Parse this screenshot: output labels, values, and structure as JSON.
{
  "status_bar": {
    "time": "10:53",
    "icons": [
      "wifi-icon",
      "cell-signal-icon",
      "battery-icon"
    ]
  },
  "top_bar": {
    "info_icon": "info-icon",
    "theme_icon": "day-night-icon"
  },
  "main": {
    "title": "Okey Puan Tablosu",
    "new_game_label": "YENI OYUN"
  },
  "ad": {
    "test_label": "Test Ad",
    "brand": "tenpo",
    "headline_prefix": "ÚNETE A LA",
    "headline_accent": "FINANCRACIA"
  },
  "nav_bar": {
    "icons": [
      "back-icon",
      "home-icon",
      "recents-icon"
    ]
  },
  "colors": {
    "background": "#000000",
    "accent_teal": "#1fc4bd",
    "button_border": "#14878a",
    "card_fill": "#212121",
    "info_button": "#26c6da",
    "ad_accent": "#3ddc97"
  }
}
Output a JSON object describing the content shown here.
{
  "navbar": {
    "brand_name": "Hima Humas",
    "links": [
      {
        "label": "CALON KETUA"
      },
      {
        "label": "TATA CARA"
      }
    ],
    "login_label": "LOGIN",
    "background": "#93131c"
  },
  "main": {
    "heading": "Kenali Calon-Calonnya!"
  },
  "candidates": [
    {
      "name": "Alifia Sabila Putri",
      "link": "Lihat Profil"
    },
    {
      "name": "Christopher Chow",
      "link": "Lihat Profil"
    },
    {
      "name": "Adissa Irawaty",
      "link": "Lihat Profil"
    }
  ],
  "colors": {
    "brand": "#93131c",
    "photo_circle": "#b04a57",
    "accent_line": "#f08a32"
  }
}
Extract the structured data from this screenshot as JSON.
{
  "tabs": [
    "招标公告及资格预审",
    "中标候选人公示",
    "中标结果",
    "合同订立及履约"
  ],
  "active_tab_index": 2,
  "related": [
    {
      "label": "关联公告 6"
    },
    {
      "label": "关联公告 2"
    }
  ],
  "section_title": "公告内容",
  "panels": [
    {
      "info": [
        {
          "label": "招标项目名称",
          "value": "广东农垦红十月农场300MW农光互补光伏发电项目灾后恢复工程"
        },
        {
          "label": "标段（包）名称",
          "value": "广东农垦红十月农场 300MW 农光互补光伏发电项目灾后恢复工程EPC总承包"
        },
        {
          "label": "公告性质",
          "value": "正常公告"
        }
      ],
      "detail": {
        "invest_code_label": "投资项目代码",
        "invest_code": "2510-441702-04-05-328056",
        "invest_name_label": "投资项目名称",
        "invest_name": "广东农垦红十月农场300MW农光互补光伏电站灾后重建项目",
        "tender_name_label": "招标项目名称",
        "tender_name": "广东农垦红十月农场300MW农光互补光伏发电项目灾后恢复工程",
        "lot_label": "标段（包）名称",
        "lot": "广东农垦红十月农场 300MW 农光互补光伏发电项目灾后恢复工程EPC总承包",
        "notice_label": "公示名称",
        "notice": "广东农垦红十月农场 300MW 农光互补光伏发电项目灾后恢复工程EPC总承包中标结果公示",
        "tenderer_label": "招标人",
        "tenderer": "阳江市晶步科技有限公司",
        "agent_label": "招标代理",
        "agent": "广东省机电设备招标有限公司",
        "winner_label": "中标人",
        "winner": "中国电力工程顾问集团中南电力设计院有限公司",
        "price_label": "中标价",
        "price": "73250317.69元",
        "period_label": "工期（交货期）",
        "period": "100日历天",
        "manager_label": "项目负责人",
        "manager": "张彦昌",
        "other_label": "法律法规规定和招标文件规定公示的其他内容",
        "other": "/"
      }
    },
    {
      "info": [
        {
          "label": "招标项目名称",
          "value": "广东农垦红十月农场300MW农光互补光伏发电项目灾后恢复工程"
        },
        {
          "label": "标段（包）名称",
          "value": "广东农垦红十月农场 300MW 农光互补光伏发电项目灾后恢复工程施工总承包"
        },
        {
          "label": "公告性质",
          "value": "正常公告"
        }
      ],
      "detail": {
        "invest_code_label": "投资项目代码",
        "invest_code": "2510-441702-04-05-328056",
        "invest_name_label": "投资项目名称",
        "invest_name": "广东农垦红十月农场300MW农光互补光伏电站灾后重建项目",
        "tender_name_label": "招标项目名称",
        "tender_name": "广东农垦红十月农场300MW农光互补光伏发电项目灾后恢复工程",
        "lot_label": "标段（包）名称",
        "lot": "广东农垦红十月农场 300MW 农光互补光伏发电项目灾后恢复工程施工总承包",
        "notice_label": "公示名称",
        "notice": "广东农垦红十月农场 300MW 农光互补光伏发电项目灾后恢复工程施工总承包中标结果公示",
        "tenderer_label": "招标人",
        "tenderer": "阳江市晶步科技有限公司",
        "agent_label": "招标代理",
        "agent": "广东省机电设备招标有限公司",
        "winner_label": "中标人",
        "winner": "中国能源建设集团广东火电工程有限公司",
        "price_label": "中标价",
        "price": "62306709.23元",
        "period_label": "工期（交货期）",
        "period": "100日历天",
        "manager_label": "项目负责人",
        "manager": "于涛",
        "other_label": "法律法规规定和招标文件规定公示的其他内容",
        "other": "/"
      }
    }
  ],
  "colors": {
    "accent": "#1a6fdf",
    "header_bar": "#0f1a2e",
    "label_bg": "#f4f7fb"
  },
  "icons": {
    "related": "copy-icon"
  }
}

* _Exercise details_: Report how many lines above hold the string "screenshot", giving nothing but the number.

* _Answer to this exercise_: 2